• AIM
Separate out the lines that hold "JSON".

• Figure content listings
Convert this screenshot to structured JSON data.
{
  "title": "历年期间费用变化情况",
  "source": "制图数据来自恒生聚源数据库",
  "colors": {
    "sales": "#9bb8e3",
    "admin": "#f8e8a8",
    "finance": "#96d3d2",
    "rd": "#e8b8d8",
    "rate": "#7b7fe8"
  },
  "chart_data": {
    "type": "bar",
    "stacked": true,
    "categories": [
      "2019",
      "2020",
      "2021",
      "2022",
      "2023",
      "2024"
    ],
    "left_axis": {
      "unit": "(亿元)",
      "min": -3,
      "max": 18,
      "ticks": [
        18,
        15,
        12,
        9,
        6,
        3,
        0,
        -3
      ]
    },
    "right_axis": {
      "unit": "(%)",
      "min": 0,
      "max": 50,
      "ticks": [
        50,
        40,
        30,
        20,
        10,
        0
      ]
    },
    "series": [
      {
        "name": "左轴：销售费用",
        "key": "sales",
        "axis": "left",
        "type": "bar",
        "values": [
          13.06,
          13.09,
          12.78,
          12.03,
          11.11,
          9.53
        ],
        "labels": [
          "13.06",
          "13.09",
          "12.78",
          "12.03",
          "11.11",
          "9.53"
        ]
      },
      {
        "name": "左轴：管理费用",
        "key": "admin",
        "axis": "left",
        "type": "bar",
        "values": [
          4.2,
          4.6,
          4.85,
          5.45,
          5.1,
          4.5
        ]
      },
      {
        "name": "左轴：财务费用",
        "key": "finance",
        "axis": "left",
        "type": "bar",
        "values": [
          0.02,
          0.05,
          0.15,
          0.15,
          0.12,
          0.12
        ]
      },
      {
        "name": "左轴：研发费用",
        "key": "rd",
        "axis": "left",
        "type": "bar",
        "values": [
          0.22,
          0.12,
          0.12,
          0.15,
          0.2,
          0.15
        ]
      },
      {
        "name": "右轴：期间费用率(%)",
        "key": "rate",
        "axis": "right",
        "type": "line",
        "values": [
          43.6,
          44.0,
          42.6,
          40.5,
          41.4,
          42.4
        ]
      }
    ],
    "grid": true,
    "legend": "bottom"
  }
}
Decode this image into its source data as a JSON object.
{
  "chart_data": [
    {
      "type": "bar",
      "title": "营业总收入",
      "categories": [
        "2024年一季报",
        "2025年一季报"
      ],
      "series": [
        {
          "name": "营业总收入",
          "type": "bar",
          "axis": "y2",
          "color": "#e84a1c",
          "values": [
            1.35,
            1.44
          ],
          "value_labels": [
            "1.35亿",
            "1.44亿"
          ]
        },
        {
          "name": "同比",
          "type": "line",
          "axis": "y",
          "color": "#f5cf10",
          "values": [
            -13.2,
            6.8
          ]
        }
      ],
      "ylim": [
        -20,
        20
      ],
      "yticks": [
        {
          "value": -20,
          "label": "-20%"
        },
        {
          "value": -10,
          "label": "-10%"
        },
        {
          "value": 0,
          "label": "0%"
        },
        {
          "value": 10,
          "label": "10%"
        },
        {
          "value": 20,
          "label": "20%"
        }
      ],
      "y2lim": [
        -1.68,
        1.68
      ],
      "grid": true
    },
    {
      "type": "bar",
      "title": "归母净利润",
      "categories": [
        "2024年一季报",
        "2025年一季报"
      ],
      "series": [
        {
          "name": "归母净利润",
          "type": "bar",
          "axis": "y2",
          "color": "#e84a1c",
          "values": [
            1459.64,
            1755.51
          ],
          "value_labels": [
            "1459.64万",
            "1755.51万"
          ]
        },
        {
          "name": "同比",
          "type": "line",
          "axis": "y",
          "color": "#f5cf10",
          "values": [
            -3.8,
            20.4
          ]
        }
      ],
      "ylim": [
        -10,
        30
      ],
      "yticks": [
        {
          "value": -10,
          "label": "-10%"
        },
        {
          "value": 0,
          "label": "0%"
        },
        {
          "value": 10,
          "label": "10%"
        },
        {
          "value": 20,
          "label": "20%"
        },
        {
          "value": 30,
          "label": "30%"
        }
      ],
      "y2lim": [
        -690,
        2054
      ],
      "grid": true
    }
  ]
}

• EXERCISE OUTPUT
Convert this screenshot to structured JSON data.
Decode this image into its source data as a JSON object.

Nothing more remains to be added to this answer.